# Provided data
·····

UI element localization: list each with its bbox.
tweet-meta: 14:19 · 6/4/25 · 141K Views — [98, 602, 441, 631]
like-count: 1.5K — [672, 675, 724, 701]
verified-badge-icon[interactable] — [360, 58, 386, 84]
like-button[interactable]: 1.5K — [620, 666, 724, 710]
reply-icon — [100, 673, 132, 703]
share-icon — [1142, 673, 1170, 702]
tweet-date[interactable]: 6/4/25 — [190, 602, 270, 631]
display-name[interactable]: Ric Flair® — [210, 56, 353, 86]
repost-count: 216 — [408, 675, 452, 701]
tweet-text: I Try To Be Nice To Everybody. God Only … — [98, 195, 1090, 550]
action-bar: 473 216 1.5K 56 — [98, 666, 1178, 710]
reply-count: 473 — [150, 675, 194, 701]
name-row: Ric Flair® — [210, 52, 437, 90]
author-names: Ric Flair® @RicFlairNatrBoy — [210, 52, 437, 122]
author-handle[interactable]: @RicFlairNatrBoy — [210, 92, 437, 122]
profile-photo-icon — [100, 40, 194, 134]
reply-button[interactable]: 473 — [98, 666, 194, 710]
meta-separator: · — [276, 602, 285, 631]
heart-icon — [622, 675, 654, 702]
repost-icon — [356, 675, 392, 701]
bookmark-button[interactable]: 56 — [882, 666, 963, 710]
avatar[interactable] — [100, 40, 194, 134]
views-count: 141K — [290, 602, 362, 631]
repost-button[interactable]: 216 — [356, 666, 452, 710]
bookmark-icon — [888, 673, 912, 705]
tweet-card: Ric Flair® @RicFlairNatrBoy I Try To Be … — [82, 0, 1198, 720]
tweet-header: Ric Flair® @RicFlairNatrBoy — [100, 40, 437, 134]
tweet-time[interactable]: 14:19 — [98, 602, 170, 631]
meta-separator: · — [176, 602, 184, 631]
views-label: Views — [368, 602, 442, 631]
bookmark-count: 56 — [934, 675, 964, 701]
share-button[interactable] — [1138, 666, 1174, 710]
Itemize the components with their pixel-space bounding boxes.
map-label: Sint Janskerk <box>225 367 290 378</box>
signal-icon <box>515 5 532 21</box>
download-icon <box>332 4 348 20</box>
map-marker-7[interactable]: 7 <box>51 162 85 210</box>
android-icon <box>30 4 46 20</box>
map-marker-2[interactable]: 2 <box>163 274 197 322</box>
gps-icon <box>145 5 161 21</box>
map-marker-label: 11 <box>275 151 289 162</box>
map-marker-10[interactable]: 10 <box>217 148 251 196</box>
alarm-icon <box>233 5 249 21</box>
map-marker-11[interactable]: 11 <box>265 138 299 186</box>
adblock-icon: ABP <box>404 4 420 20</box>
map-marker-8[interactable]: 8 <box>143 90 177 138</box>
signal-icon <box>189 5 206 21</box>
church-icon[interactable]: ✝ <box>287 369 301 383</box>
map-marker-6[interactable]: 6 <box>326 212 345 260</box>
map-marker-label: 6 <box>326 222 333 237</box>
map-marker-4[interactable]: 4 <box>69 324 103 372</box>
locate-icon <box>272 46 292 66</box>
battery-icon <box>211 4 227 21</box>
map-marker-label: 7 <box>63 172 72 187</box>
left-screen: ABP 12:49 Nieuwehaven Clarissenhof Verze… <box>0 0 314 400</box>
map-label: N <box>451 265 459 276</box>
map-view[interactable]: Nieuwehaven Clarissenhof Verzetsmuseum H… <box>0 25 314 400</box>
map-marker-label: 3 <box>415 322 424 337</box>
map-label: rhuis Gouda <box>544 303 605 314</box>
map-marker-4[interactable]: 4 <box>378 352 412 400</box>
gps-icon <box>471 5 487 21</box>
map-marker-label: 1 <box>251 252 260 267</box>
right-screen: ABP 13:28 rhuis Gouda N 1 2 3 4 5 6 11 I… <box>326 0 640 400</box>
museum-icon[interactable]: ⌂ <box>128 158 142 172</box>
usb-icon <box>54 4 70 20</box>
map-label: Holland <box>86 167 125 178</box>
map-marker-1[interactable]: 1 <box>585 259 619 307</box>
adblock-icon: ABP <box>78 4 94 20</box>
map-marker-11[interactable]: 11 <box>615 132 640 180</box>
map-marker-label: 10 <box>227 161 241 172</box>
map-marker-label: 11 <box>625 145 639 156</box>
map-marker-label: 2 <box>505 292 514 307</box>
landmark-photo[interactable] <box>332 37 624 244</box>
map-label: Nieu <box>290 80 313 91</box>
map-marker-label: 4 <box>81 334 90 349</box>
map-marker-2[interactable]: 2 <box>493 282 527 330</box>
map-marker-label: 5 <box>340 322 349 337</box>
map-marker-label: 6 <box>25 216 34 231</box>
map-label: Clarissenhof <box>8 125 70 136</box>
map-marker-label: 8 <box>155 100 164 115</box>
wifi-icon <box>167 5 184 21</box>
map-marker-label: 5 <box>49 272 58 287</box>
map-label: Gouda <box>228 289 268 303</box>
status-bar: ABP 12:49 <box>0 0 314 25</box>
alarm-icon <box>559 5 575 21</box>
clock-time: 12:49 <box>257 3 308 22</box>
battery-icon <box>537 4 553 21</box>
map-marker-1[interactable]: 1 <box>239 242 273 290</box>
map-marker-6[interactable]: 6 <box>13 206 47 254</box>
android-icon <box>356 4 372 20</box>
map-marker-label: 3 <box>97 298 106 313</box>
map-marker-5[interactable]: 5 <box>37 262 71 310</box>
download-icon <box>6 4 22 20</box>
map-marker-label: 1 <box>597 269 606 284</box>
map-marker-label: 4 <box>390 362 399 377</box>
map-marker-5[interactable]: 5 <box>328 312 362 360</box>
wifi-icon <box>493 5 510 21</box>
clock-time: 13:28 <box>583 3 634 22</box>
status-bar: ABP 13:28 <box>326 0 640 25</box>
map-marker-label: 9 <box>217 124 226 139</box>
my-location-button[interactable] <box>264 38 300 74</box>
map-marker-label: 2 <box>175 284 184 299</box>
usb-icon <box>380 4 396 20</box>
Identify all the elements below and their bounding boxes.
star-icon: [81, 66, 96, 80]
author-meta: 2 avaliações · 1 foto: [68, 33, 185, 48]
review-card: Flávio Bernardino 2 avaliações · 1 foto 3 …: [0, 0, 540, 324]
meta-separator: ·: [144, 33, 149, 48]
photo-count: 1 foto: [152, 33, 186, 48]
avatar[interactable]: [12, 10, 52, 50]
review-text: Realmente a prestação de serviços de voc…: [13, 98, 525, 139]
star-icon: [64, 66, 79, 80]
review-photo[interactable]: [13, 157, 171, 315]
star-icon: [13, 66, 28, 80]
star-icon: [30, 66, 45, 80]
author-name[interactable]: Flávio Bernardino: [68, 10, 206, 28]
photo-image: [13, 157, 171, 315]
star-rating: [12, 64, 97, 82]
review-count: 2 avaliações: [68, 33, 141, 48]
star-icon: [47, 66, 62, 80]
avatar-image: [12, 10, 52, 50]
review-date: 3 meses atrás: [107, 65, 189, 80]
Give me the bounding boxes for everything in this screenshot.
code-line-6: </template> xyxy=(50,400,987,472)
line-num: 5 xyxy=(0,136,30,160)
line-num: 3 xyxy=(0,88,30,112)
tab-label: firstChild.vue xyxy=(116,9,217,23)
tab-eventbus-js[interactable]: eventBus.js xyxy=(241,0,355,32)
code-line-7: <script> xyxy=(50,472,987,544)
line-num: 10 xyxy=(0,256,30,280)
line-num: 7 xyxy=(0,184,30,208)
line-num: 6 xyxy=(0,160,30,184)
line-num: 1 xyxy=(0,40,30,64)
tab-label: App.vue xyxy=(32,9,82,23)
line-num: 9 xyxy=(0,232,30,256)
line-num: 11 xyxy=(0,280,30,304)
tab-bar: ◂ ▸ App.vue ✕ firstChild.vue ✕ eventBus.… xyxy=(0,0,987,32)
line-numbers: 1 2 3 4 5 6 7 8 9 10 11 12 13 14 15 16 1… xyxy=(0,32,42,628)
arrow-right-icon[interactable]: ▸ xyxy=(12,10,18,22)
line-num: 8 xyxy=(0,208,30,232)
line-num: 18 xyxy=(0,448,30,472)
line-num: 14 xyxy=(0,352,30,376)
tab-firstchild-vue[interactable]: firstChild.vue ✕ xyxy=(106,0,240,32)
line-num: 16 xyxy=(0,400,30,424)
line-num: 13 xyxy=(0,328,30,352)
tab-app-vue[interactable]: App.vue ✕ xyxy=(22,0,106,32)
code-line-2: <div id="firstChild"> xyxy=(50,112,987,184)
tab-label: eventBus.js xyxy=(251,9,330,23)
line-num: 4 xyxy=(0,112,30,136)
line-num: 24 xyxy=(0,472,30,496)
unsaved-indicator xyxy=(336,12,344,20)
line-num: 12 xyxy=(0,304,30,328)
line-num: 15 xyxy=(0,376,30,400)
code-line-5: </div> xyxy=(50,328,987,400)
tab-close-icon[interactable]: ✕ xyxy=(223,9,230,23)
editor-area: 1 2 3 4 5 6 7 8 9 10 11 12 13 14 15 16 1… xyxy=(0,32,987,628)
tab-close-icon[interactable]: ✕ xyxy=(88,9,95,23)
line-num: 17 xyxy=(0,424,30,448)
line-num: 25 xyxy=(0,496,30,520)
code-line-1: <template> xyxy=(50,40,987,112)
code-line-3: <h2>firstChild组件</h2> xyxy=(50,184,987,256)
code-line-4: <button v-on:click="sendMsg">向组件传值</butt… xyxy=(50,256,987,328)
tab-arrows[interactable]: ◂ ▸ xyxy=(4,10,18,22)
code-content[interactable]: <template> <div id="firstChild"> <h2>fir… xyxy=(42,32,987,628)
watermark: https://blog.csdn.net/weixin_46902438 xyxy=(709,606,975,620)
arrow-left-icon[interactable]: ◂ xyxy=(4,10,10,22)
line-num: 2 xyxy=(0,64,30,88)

·····

# What to work on
Copy out word for word every line of the entries above, from the start of the entries through the line containing "tweet-card: Ric Flair®", both ends included.

# Exercise output
UI element localization: list each with its bbox.
tweet-meta: 14:19 · 6/4/25 · 141K Views — [98, 602, 441, 631]
like-count: 1.5K — [672, 675, 724, 701]
verified-badge-icon[interactable] — [360, 58, 386, 84]
like-button[interactable]: 1.5K — [620, 666, 724, 710]
reply-icon — [100, 673, 132, 703]
share-icon — [1142, 673, 1170, 702]
tweet-date[interactable]: 6/4/25 — [190, 602, 270, 631]
display-name[interactable]: Ric Flair® — [210, 56, 353, 86]
repost-count: 216 — [408, 675, 452, 701]
tweet-text: I Try To Be Nice To Everybody. God Only … — [98, 195, 1090, 550]
action-bar: 473 216 1.5K 56 — [98, 666, 1178, 710]
reply-count: 473 — [150, 675, 194, 701]
name-row: Ric Flair® — [210, 52, 437, 90]
author-names: Ric Flair® @RicFlairNatrBoy — [210, 52, 437, 122]
author-handle[interactable]: @RicFlairNatrBoy — [210, 92, 437, 122]
profile-photo-icon — [100, 40, 194, 134]
reply-button[interactable]: 473 — [98, 666, 194, 710]
meta-separator: · — [276, 602, 285, 631]
heart-icon — [622, 675, 654, 702]
repost-icon — [356, 675, 392, 701]
bookmark-button[interactable]: 56 — [882, 666, 963, 710]
avatar[interactable] — [100, 40, 194, 134]
views-count: 141K — [290, 602, 362, 631]
repost-button[interactable]: 216 — [356, 666, 452, 710]
bookmark-icon — [888, 673, 912, 705]
tweet-card: Ric Flair® @RicFlairNatrBoy I Try To Be … — [82, 0, 1198, 720]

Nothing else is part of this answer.